ITEMS:
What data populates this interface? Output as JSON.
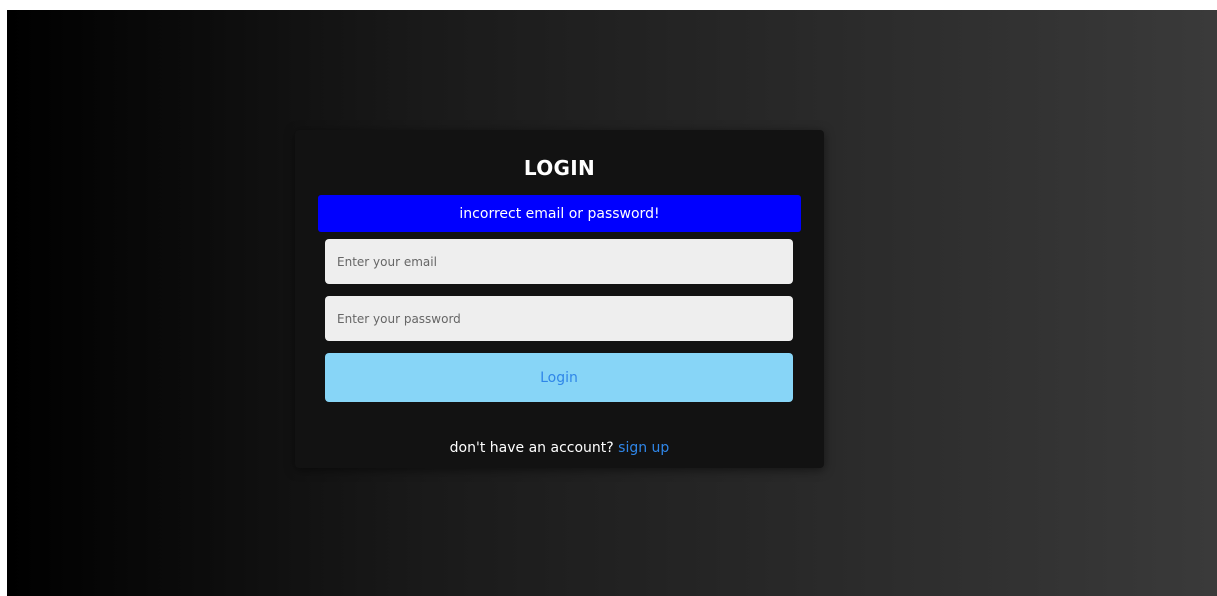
{
  "login": {
    "title": "LOGIN",
    "error_message": "incorrect email or password!",
    "email_placeholder": "Enter your email",
    "password_placeholder": "Enter your password",
    "submit_label": "Login",
    "signup_prompt": "don't have an account?",
    "signup_link": "sign up"
  },
  "colors": {
    "error_banner": "#0000ff",
    "login_button": "#87d5f7",
    "link": "#2f86e8",
    "card": "#121212"
  }
}
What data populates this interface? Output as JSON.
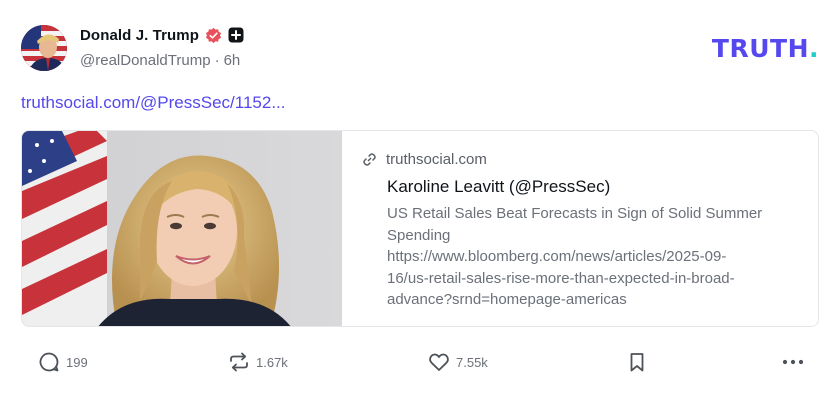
{
  "author": {
    "display_name": "Donald J. Trump",
    "handle": "@realDonaldTrump",
    "time_ago": "6h",
    "separator": "·",
    "verified_icon": "verified-badge-icon",
    "verified_color": "#e8505b",
    "extra_badge_icon": "plus-badge-icon"
  },
  "brand": {
    "logo_text": "TRUTH",
    "logo_dot": ".",
    "logo_color": "#5448ee",
    "dot_color": "#1ecfc3"
  },
  "post": {
    "link_text": "truthsocial.com/@PressSec/1152..."
  },
  "link_card": {
    "domain": "truthsocial.com",
    "title": "Karoline Leavitt (@PressSec)",
    "description_lines": [
      "US Retail Sales Beat Forecasts in Sign of Solid Summer",
      "Spending",
      "https://www.bloomberg.com/news/articles/2025-09-",
      "16/us-retail-sales-rise-more-than-expected-in-broad-",
      "advance?srnd=homepage-americas"
    ],
    "image_icon": "profile-photo"
  },
  "actions": {
    "reply_count": "199",
    "retruth_count": "1.67k",
    "like_count": "7.55k",
    "reply_icon": "comment-icon",
    "retruth_icon": "retruth-icon",
    "like_icon": "heart-icon",
    "bookmark_icon": "bookmark-icon",
    "more_icon": "more-dots-icon"
  }
}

PROBLEM TO WORK ON: Reply with the number of lines in the preceding entries that contain "badge", and no other words.

CORRECT RESULT: 2